-- Start of MATERIALS PROVIDED --

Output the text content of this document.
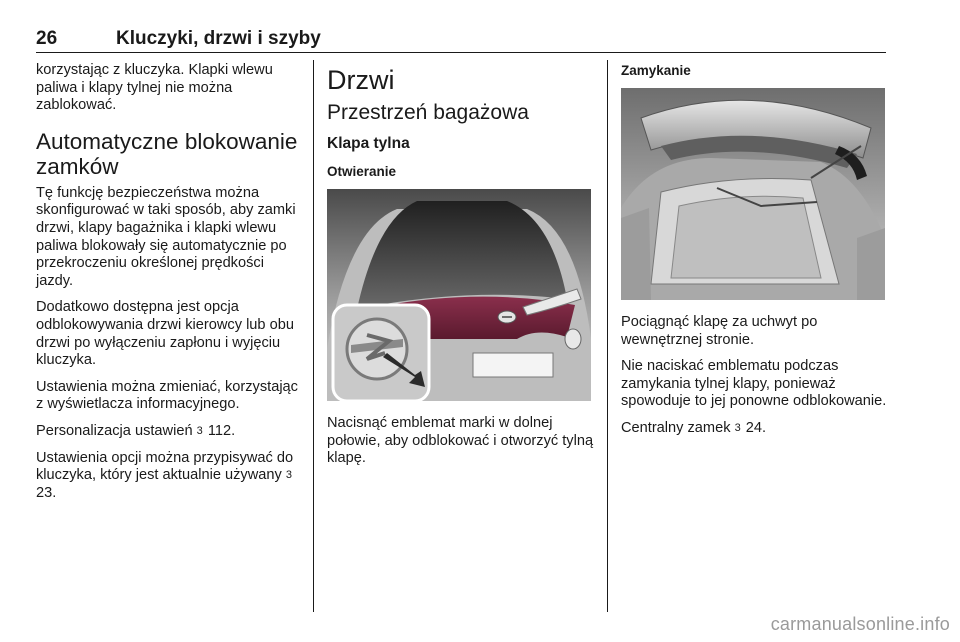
26	Kluczyki, drzwi i szyby

korzystając z kluczyka. Klapki wlewu paliwa i klapy tylnej nie można zablokować.

Automatyczne blokowanie zamków

Tę funkcję bezpieczeństwa można skonfigurować w taki sposób, aby zamki drzwi, klapy bagażnika i klapki wlewu paliwa blokowały się automatycznie po przekroczeniu określonej prędkości jazdy.

Dodatkowo dostępna jest opcja odblokowywania drzwi kierowcy lub obu drzwi po wyłączeniu zapłonu i wyjęciu kluczyka.

Ustawienia można zmieniać, korzystając z wyświetlacza informacyjnego.

Personalizacja ustawień 3 112.

Ustawienia opcji można przypisywać do kluczyka, który jest aktualnie używany 3 23.

Drzwi
Przestrzeń bagażowa
Klapa tylna
Otwieranie

Nacisnąć emblemat marki w dolnej połowie, aby odblokować i otworzyć tylną klapę.

Zamykanie

Pociągnąć klapę za uchwyt po wewnętrznej stronie.

Nie naciskać emblematu podczas zamykania tylnej klapy, ponieważ spowoduje to jej ponowne odblokowanie.

Centralny zamek 3 24.

carmanualsonline.info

-- End of MATERIALS PROVIDED --

EXERCISE: Every line of text is to be repeated exactly; pictures are left out.

THE RESPONSE:
Output the text content of this document.
26	Kluczyki, drzwi i szyby

korzystając z kluczyka. Klapki wlewu paliwa i klapy tylnej nie można zablokować.

Automatyczne blokowanie zamków

Tę funkcję bezpieczeństwa można skonfigurować w taki sposób, aby zamki drzwi, klapy bagażnika i klapki wlewu paliwa blokowały się automatycznie po przekroczeniu określonej prędkości jazdy.

Dodatkowo dostępna jest opcja odblokowywania drzwi kierowcy lub obu drzwi po wyłączeniu zapłonu i wyjęciu kluczyka.

Ustawienia można zmieniać, korzystając z wyświetlacza informacyjnego.

Personalizacja ustawień 3 112.

Ustawienia opcji można przypisywać do kluczyka, który jest aktualnie używany 3 23.

Drzwi
Przestrzeń bagażowa
Klapa tylna
Otwieranie

Nacisnąć emblemat marki w dolnej połowie, aby odblokować i otworzyć tylną klapę.

Zamykanie

Pociągnąć klapę za uchwyt po wewnętrznej stronie.

Nie naciskać emblematu podczas zamykania tylnej klapy, ponieważ spowoduje to jej ponowne odblokowanie.

Centralny zamek 3 24.

carmanualsonline.info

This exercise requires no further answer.